TASK ITEM: Write the data below out again, exactly as each line reads.

━━ DATASET ━━

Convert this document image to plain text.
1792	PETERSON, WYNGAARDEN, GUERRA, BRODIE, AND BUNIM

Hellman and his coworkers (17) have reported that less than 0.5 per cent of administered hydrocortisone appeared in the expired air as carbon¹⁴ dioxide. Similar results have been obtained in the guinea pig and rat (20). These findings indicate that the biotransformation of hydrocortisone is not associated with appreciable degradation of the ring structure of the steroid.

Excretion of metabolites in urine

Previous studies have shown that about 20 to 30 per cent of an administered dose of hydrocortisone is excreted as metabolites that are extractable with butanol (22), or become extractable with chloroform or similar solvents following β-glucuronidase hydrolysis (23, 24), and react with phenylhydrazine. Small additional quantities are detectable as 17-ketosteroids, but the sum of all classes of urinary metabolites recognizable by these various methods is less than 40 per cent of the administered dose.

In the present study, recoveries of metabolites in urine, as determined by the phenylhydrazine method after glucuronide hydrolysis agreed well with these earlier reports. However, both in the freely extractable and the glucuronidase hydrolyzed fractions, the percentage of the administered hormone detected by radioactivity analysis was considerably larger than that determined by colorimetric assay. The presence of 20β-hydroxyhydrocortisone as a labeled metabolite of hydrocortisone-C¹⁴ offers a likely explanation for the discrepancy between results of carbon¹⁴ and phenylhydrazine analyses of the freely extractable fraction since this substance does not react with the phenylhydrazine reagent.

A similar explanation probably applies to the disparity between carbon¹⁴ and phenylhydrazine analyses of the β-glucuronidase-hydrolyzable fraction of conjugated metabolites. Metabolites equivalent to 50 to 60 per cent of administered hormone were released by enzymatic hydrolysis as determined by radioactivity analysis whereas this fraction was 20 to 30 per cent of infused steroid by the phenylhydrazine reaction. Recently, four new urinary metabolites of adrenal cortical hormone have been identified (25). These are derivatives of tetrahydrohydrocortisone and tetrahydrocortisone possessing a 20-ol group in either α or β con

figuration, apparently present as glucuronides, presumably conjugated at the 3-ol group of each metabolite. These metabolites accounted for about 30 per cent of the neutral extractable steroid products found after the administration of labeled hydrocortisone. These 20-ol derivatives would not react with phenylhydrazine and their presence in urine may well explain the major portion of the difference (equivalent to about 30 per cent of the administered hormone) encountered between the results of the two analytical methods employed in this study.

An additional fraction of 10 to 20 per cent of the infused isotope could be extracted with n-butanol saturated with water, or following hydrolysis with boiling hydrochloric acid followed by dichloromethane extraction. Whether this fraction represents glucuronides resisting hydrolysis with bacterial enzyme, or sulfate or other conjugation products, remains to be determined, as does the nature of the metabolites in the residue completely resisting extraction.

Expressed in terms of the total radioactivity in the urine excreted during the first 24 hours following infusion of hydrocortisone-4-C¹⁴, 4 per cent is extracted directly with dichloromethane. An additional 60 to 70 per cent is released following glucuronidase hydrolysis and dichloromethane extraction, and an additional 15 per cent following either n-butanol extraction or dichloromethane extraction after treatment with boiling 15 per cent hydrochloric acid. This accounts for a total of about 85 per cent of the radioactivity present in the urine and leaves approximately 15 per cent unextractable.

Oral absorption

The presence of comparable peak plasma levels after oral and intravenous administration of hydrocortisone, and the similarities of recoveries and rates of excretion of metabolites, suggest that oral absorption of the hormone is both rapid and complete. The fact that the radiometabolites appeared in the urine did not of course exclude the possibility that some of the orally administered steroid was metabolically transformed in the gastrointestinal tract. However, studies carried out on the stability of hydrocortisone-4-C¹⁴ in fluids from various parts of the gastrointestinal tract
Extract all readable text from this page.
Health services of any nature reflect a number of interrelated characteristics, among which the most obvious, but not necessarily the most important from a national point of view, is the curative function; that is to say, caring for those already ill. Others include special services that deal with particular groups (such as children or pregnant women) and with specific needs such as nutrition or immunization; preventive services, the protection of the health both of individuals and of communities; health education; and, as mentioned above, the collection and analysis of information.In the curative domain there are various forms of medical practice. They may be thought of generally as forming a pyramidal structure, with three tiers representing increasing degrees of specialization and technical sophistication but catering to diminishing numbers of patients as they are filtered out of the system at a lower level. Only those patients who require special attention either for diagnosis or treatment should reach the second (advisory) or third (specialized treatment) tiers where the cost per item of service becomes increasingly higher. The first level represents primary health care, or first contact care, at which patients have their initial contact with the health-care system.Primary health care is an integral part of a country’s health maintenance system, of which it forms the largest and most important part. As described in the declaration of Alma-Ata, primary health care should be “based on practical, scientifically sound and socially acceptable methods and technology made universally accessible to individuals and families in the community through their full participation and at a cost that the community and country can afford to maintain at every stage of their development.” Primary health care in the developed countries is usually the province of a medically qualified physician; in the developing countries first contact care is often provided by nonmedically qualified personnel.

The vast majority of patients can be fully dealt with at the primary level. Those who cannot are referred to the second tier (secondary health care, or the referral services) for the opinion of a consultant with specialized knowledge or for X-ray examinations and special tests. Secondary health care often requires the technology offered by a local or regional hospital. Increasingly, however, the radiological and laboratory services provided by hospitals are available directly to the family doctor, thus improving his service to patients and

━━━

SOLVED PROBLEM:
Convert this document image to plain text.
1792	PETERSON, WYNGAARDEN, GUERRA, BRODIE, AND BUNIM

Hellman and his coworkers (17) have reported that less than 0.5 per cent of administered hydrocortisone appeared in the expired air as carbon¹⁴ dioxide. Similar results have been obtained in the guinea pig and rat (20). These findings indicate that the biotransformation of hydrocortisone is not associated with appreciable degradation of the ring structure of the steroid.

Excretion of metabolites in urine

Previous studies have shown that about 20 to 30 per cent of an administered dose of hydrocortisone is excreted as metabolites that are extractable with butanol (22), or become extractable with chloroform or similar solvents following β-glucuronidase hydrolysis (23, 24), and react with phenylhydrazine. Small additional quantities are detectable as 17-ketosteroids, but the sum of all classes of urinary metabolites recognizable by these various methods is less than 40 per cent of the administered dose.

In the present study, recoveries of metabolites in urine, as determined by the phenylhydrazine method after glucuronide hydrolysis agreed well with these earlier reports. However, both in the freely extractable and the glucuronidase hydrolyzed fractions, the percentage of the administered hormone detected by radioactivity analysis was considerably larger than that determined by colorimetric assay. The presence of 20β-hydroxyhydrocortisone as a labeled metabolite of hydrocortisone-C¹⁴ offers a likely explanation for the discrepancy between results of carbon¹⁴ and phenylhydrazine analyses of the freely extractable fraction since this substance does not react with the phenylhydrazine reagent.

A similar explanation probably applies to the disparity between carbon¹⁴ and phenylhydrazine analyses of the β-glucuronidase-hydrolyzable fraction of conjugated metabolites. Metabolites equivalent to 50 to 60 per cent of administered hormone were released by enzymatic hydrolysis as determined by radioactivity analysis whereas this fraction was 20 to 30 per cent of infused steroid by the phenylhydrazine reaction. Recently, four new urinary metabolites of adrenal cortical hormone have been identified (25). These are derivatives of tetrahydrohydrocortisone and tetrahydrocortisone possessing a 20-ol group in either α or β con

figuration, apparently present as glucuronides, presumably conjugated at the 3-ol group of each metabolite. These metabolites accounted for about 30 per cent of the neutral extractable steroid products found after the administration of labeled hydrocortisone. These 20-ol derivatives would not react with phenylhydrazine and their presence in urine may well explain the major portion of the difference (equivalent to about 30 per cent of the administered hormone) encountered between the results of the two analytical methods employed in this study.

An additional fraction of 10 to 20 per cent of the infused isotope could be extracted with n-butanol saturated with water, or following hydrolysis with boiling hydrochloric acid followed by dichloromethane extraction. Whether this fraction represents glucuronides resisting hydrolysis with bacterial enzyme, or sulfate or other conjugation products, remains to be determined, as does the nature of the metabolites in the residue completely resisting extraction.

Expressed in terms of the total radioactivity in the urine excreted during the first 24 hours following infusion of hydrocortisone-4-C¹⁴, 4 per cent is extracted directly with dichloromethane. An additional 60 to 70 per cent is released following glucuronidase hydrolysis and dichloromethane extraction, and an additional 15 per cent following either n-butanol extraction or dichloromethane extraction after treatment with boiling 15 per cent hydrochloric acid. This accounts for a total of about 85 per cent of the radioactivity present in the urine and leaves approximately 15 per cent unextractable.

Oral absorption

The presence of comparable peak plasma levels after oral and intravenous administration of hydrocortisone, and the similarities of recoveries and rates of excretion of metabolites, suggest that oral absorption of the hormone is both rapid and complete. The fact that the radiometabolites appeared in the urine did not of course exclude the possibility that some of the orally administered steroid was metabolically transformed in the gastrointestinal tract. However, studies carried out on the stability of hydrocortisone-4-C¹⁴ in fluids from various parts of the gastrointestinal tract
Extract all readable text from this page.
Health services of any nature reflect a number of interrelated characteristics, among which the most obvious, but not necessarily the most important from a national point of view, is the curative function; that is to say, caring for those already ill. Others include special services that deal with particular groups (such as children or pregnant women) and with specific needs such as nutrition or immunization; preventive services, the protection of the health both of individuals and of communities; health education; and, as mentioned above, the collection and analysis of information.In the curative domain there are various forms of medical practice. They may be thought of generally as forming a pyramidal structure, with three tiers representing increasing degrees of specialization and technical sophistication but catering to diminishing numbers of patients as they are filtered out of the system at a lower level. Only those patients who require special attention either for diagnosis or treatment should reach the second (advisory) or third (specialized treatment) tiers where the cost per item of service becomes increasingly higher. The first level represents primary health care, or first contact care, at which patients have their initial contact with the health-care system.Primary health care is an integral part of a country’s health maintenance system, of which it forms the largest and most important part. As described in the declaration of Alma-Ata, primary health care should be “based on practical, scientifically sound and socially acceptable methods and technology made universally accessible to individuals and families in the community through their full participation and at a cost that the community and country can afford to maintain at every stage of their development.” Primary health care in the developed countries is usually the province of a medically qualified physician; in the developing countries first contact care is often provided by nonmedically qualified personnel.

The vast majority of patients can be fully dealt with at the primary level. Those who cannot are referred to the second tier (secondary health care, or the referral services) for the opinion of a consultant with specialized knowledge or for X-ray examinations and special tests. Secondary health care often requires the technology offered by a local or regional hospital. Increasingly, however, the radiological and laboratory services provided by hospitals are available directly to the family doctor, thus improving his service to patients and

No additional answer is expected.